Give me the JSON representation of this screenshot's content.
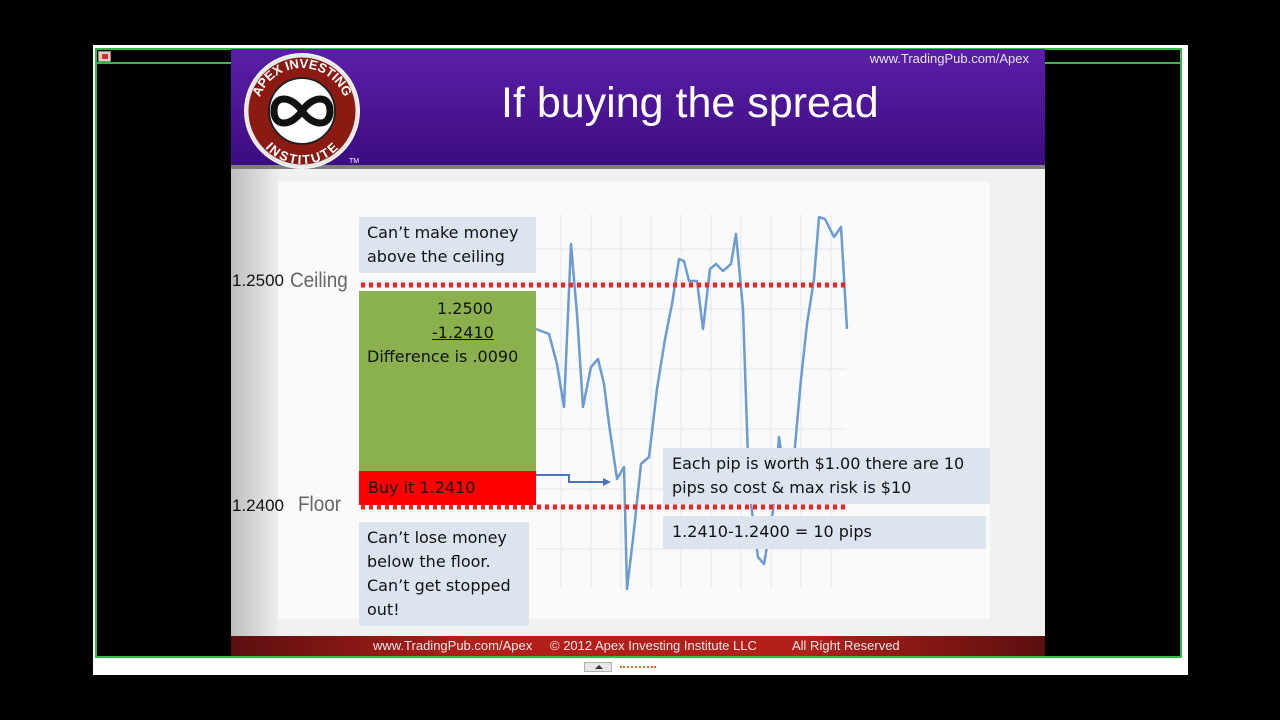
{
  "slide": {
    "url_top": "www.TradingPub.com/Apex",
    "title": "If buying the spread",
    "logo": {
      "top_text": "APEX INVESTING",
      "bottom_text": "INSTITUTE",
      "tm": "TM"
    },
    "ceiling": {
      "price": "1.2500",
      "label": "Ceiling"
    },
    "floor": {
      "price": "1.2400",
      "label": "Floor"
    },
    "note_top": [
      "Can’t make money",
      "above the ceiling"
    ],
    "calc": {
      "line1": "1.2500",
      "line2": "-1.2410",
      "line3": "Difference is .0090"
    },
    "buy_label": "Buy it 1.2410",
    "note_bottom": [
      "Can’t lose money",
      "below the floor.",
      "Can’t get stopped",
      "out!"
    ],
    "note_pip": [
      "Each pip is worth $1.00 there are 10",
      "pips so cost & max risk is $10"
    ],
    "note_pips": "1.2410-1.2400 = 10 pips",
    "footer": {
      "url": "www.TradingPub.com/Apex",
      "copyright": "©  2012 Apex Investing Institute LLC",
      "rights": "All Right Reserved"
    }
  },
  "colors": {
    "header": "#4a148c",
    "green_zone": "#8ab14d",
    "buy_zone": "#ff0000",
    "dotted_line": "#ff0000",
    "price_line": "#6b9bd2",
    "footer": "#b3201a",
    "viewer_border": "#39b54a"
  }
}
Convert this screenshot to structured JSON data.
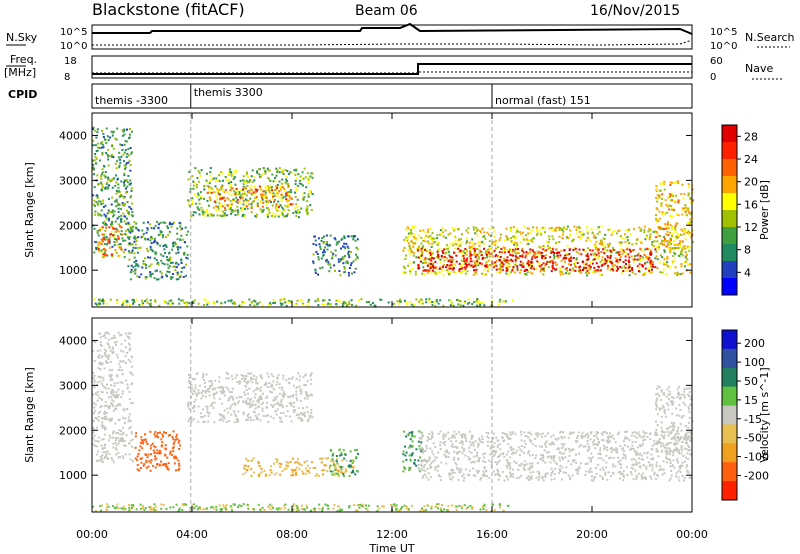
{
  "header": {
    "station": "Blackstone (fitACF)",
    "beam": "Beam 06",
    "date": "16/Nov/2015"
  },
  "noise_panel": {
    "left_label": "N.Sky",
    "right_label": "N.Search",
    "left_ticks": [
      "10^5",
      "10^0"
    ],
    "right_ticks": [
      "10^5",
      "10^0"
    ]
  },
  "freq_panel": {
    "left_label_top": "Freq.",
    "left_label_unit": "[MHz]",
    "left_ticks": [
      "18",
      "8"
    ],
    "right_label": "Nave",
    "right_ticks": [
      "60",
      "0"
    ]
  },
  "cpid_panel": {
    "label": "CPID",
    "programs": [
      {
        "name": "themis -3300",
        "start": 0.0
      },
      {
        "name": "themis 3300",
        "start": 3.95
      },
      {
        "name": "normal (fast) 151",
        "start": 16.0
      }
    ]
  },
  "chart_data": [
    {
      "type": "heatmap",
      "title": "Power",
      "ylabel": "Slant Range [km]",
      "xlabel": "Time UT",
      "x_ticks": [
        "00:00",
        "04:00",
        "08:00",
        "12:00",
        "16:00",
        "20:00",
        "00:00"
      ],
      "x_range_hours": [
        0,
        24
      ],
      "y_ticks": [
        1000,
        2000,
        3000,
        4000
      ],
      "ylim": [
        180,
        4500
      ],
      "colorbar_label": "Power [dB]",
      "colorbar_ticks": [
        4,
        8,
        12,
        16,
        20,
        24,
        28
      ],
      "colorbar_range": [
        0,
        30
      ],
      "colors": [
        "#0000ff",
        "#2040c0",
        "#208a60",
        "#40a040",
        "#a0c000",
        "#ffff00",
        "#ffa500",
        "#ff6000",
        "#ff2000",
        "#e00000"
      ],
      "blobs": [
        {
          "t0": 0.0,
          "t1": 1.6,
          "r0": 1300,
          "r1": 4200,
          "v": 10
        },
        {
          "t0": 0.2,
          "t1": 1.2,
          "r0": 1300,
          "r1": 2000,
          "v": 22
        },
        {
          "t0": 1.4,
          "t1": 3.8,
          "r0": 800,
          "r1": 2100,
          "v": 9
        },
        {
          "t0": 3.8,
          "t1": 8.8,
          "r0": 2200,
          "r1": 3300,
          "v": 12
        },
        {
          "t0": 4.5,
          "t1": 8.0,
          "r0": 2400,
          "r1": 2900,
          "v": 20
        },
        {
          "t0": 8.8,
          "t1": 10.6,
          "r0": 900,
          "r1": 1800,
          "v": 8
        },
        {
          "t0": 12.4,
          "t1": 23.9,
          "r0": 900,
          "r1": 2000,
          "v": 16
        },
        {
          "t0": 13.0,
          "t1": 22.5,
          "r0": 1000,
          "r1": 1500,
          "v": 28
        },
        {
          "t0": 22.5,
          "t1": 24.0,
          "r0": 1500,
          "r1": 3000,
          "v": 18
        }
      ]
    },
    {
      "type": "heatmap",
      "title": "Velocity",
      "ylabel": "Slant Range [km]",
      "xlabel": "Time UT",
      "x_ticks": [
        "00:00",
        "04:00",
        "08:00",
        "12:00",
        "16:00",
        "20:00",
        "00:00"
      ],
      "x_range_hours": [
        0,
        24
      ],
      "y_ticks": [
        1000,
        2000,
        3000,
        4000
      ],
      "ylim": [
        180,
        4500
      ],
      "colorbar_label": "Velocity [m s^-1]",
      "colorbar_ticks": [
        200,
        100,
        50,
        15,
        -15,
        -50,
        -100,
        -200
      ],
      "colors": [
        "#1010d0",
        "#3050a0",
        "#208060",
        "#60c040",
        "#c8c8c0",
        "#e8c050",
        "#f0a020",
        "#ff6010",
        "#ff2000"
      ],
      "blobs": [
        {
          "t0": 0.0,
          "t1": 1.6,
          "r0": 1300,
          "r1": 4200,
          "v": 0
        },
        {
          "t0": 1.7,
          "t1": 3.5,
          "r0": 1100,
          "r1": 2000,
          "v": -150
        },
        {
          "t0": 3.8,
          "t1": 8.8,
          "r0": 2200,
          "r1": 3300,
          "v": 0
        },
        {
          "t0": 6.0,
          "t1": 10.5,
          "r0": 1000,
          "r1": 1400,
          "v": -40
        },
        {
          "t0": 9.5,
          "t1": 10.6,
          "r0": 1000,
          "r1": 1600,
          "v": 45
        },
        {
          "t0": 12.4,
          "t1": 13.2,
          "r0": 1100,
          "r1": 2000,
          "v": 45
        },
        {
          "t0": 13.0,
          "t1": 23.9,
          "r0": 900,
          "r1": 2000,
          "v": 0
        },
        {
          "t0": 22.5,
          "t1": 24.0,
          "r0": 1500,
          "r1": 3000,
          "v": 0
        }
      ]
    }
  ]
}
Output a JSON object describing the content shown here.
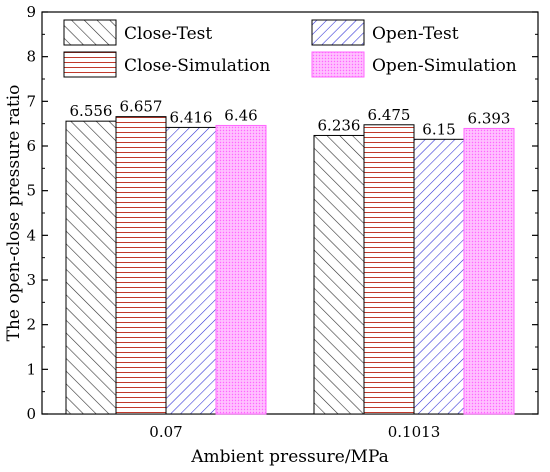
{
  "chart_data": {
    "type": "bar",
    "title": "",
    "xlabel": "Ambient pressure/MPa",
    "ylabel": "The open-close pressure ratio",
    "categories": [
      "0.07",
      "0.1013"
    ],
    "ylim": [
      0,
      9
    ],
    "yticks": [
      0,
      1,
      2,
      3,
      4,
      5,
      6,
      7,
      8,
      9
    ],
    "grid": false,
    "legend_position": "top",
    "series": [
      {
        "name": "Close-Test",
        "values": [
          6.556,
          6.236
        ],
        "labels": [
          "6.556",
          "6.236"
        ],
        "pattern": "diagonal-forward",
        "color": "#333333"
      },
      {
        "name": "Close-Simulation",
        "values": [
          6.657,
          6.475
        ],
        "labels": [
          "6.657",
          "6.475"
        ],
        "pattern": "horizontal-lines",
        "color": "#c0392b"
      },
      {
        "name": "Open-Test",
        "values": [
          6.416,
          6.15
        ],
        "labels": [
          "6.416",
          "6.15"
        ],
        "pattern": "diagonal-backward",
        "color": "#2a2ad6"
      },
      {
        "name": "Open-Simulation",
        "values": [
          6.46,
          6.393
        ],
        "labels": [
          "6.46",
          "6.393"
        ],
        "pattern": "dots",
        "color": "#ff66ff"
      }
    ]
  }
}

========

### Given instruction
Copy out each line word for word, please, skipping the images.

### Output below
Give me the JSON representation of this screenshot's content.
{
  "slide": {
    "url_top": "www.TradingPub.com/Apex",
    "title": "If buying the spread",
    "logo": {
      "top_text": "APEX INVESTING",
      "bottom_text": "INSTITUTE",
      "tm": "TM"
    },
    "ceiling": {
      "price": "1.2500",
      "label": "Ceiling"
    },
    "floor": {
      "price": "1.2400",
      "label": "Floor"
    },
    "note_top": [
      "Can’t make money",
      "above the ceiling"
    ],
    "calc": {
      "line1": "1.2500",
      "line2": "-1.2410",
      "line3": "Difference is .0090"
    },
    "buy_label": "Buy it 1.2410",
    "note_bottom": [
      "Can’t lose money",
      "below the floor.",
      "Can’t get stopped",
      "out!"
    ],
    "note_pip": [
      "Each pip is worth $1.00 there are 10",
      "pips so cost & max risk is $10"
    ],
    "note_pips": "1.2410-1.2400 = 10 pips",
    "footer": {
      "url": "www.TradingPub.com/Apex",
      "copyright": "©  2012 Apex Investing Institute LLC",
      "rights": "All Right Reserved"
    }
  },
  "colors": {
    "header": "#4a148c",
    "green_zone": "#8ab14d",
    "buy_zone": "#ff0000",
    "dotted_line": "#ff0000",
    "price_line": "#6b9bd2",
    "footer": "#b3201a",
    "viewer_border": "#39b54a"
  }
}
Convert this screenshot to structured JSON data.
{
  "header": {
    "station": "Blackstone (fitACF)",
    "beam": "Beam 06",
    "date": "16/Nov/2015"
  },
  "noise_panel": {
    "left_label": "N.Sky",
    "right_label": "N.Search",
    "left_ticks": [
      "10^5",
      "10^0"
    ],
    "right_ticks": [
      "10^5",
      "10^0"
    ]
  },
  "freq_panel": {
    "left_label_top": "Freq.",
    "left_label_unit": "[MHz]",
    "left_ticks": [
      "18",
      "8"
    ],
    "right_label": "Nave",
    "right_ticks": [
      "60",
      "0"
    ]
  },
  "cpid_panel": {
    "label": "CPID",
    "programs": [
      {
        "name": "themis -3300",
        "start": 0.0
      },
      {
        "name": "themis 3300",
        "start": 3.95
      },
      {
        "name": "normal (fast) 151",
        "start": 16.0
      }
    ]
  },
  "chart_data": [
    {
      "type": "heatmap",
      "title": "Power",
      "ylabel": "Slant Range [km]",
      "xlabel": "Time UT",
      "x_ticks": [
        "00:00",
        "04:00",
        "08:00",
        "12:00",
        "16:00",
        "20:00",
        "00:00"
      ],
      "x_range_hours": [
        0,
        24
      ],
      "y_ticks": [
        1000,
        2000,
        3000,
        4000
      ],
      "ylim": [
        180,
        4500
      ],
      "colorbar_label": "Power [dB]",
      "colorbar_ticks": [
        4,
        8,
        12,
        16,
        20,
        24,
        28
      ],
      "colorbar_range": [
        0,
        30
      ],
      "colors": [
        "#0000ff",
        "#2040c0",
        "#208a60",
        "#40a040",
        "#a0c000",
        "#ffff00",
        "#ffa500",
        "#ff6000",
        "#ff2000",
        "#e00000"
      ],
      "blobs": [
        {
          "t0": 0.0,
          "t1": 1.6,
          "r0": 1300,
          "r1": 4200,
          "v": 10
        },
        {
          "t0": 0.2,
          "t1": 1.2,
          "r0": 1300,
          "r1": 2000,
          "v": 22
        },
        {
          "t0": 1.4,
          "t1": 3.8,
          "r0": 800,
          "r1": 2100,
          "v": 9
        },
        {
          "t0": 3.8,
          "t1": 8.8,
          "r0": 2200,
          "r1": 3300,
          "v": 12
        },
        {
          "t0": 4.5,
          "t1": 8.0,
          "r0": 2400,
          "r1": 2900,
          "v": 20
        },
        {
          "t0": 8.8,
          "t1": 10.6,
          "r0": 900,
          "r1": 1800,
          "v": 8
        },
        {
          "t0": 12.4,
          "t1": 23.9,
          "r0": 900,
          "r1": 2000,
          "v": 16
        },
        {
          "t0": 13.0,
          "t1": 22.5,
          "r0": 1000,
          "r1": 1500,
          "v": 28
        },
        {
          "t0": 22.5,
          "t1": 24.0,
          "r0": 1500,
          "r1": 3000,
          "v": 18
        }
      ]
    },
    {
      "type": "heatmap",
      "title": "Velocity",
      "ylabel": "Slant Range [km]",
      "xlabel": "Time UT",
      "x_ticks": [
        "00:00",
        "04:00",
        "08:00",
        "12:00",
        "16:00",
        "20:00",
        "00:00"
      ],
      "x_range_hours": [
        0,
        24
      ],
      "y_ticks": [
        1000,
        2000,
        3000,
        4000
      ],
      "ylim": [
        180,
        4500
      ],
      "colorbar_label": "Velocity [m s^-1]",
      "colorbar_ticks": [
        200,
        100,
        50,
        15,
        -15,
        -50,
        -100,
        -200
      ],
      "colors": [
        "#1010d0",
        "#3050a0",
        "#208060",
        "#60c040",
        "#c8c8c0",
        "#e8c050",
        "#f0a020",
        "#ff6010",
        "#ff2000"
      ],
      "blobs": [
        {
          "t0": 0.0,
          "t1": 1.6,
          "r0": 1300,
          "r1": 4200,
          "v": 0
        },
        {
          "t0": 1.7,
          "t1": 3.5,
          "r0": 1100,
          "r1": 2000,
          "v": -150
        },
        {
          "t0": 3.8,
          "t1": 8.8,
          "r0": 2200,
          "r1": 3300,
          "v": 0
        },
        {
          "t0": 6.0,
          "t1": 10.5,
          "r0": 1000,
          "r1": 1400,
          "v": -40
        },
        {
          "t0": 9.5,
          "t1": 10.6,
          "r0": 1000,
          "r1": 1600,
          "v": 45
        },
        {
          "t0": 12.4,
          "t1": 13.2,
          "r0": 1100,
          "r1": 2000,
          "v": 45
        },
        {
          "t0": 13.0,
          "t1": 23.9,
          "r0": 900,
          "r1": 2000,
          "v": 0
        },
        {
          "t0": 22.5,
          "t1": 24.0,
          "r0": 1500,
          "r1": 3000,
          "v": 0
        }
      ]
    }
  ]
}
Output a JSON object describing the content shown here.
{
  "chart_data": {
    "type": "bar",
    "title": "",
    "xlabel": "Ambient pressure/MPa",
    "ylabel": "The open-close pressure ratio",
    "categories": [
      "0.07",
      "0.1013"
    ],
    "ylim": [
      0,
      9
    ],
    "yticks": [
      0,
      1,
      2,
      3,
      4,
      5,
      6,
      7,
      8,
      9
    ],
    "grid": false,
    "legend_position": "top",
    "series": [
      {
        "name": "Close-Test",
        "values": [
          6.556,
          6.236
        ],
        "labels": [
          "6.556",
          "6.236"
        ],
        "pattern": "diagonal-forward",
        "color": "#333333"
      },
      {
        "name": "Close-Simulation",
        "values": [
          6.657,
          6.475
        ],
        "labels": [
          "6.657",
          "6.475"
        ],
        "pattern": "horizontal-lines",
        "color": "#c0392b"
      },
      {
        "name": "Open-Test",
        "values": [
          6.416,
          6.15
        ],
        "labels": [
          "6.416",
          "6.15"
        ],
        "pattern": "diagonal-backward",
        "color": "#2a2ad6"
      },
      {
        "name": "Open-Simulation",
        "values": [
          6.46,
          6.393
        ],
        "labels": [
          "6.46",
          "6.393"
        ],
        "pattern": "dots",
        "color": "#ff66ff"
      }
    ]
  }
}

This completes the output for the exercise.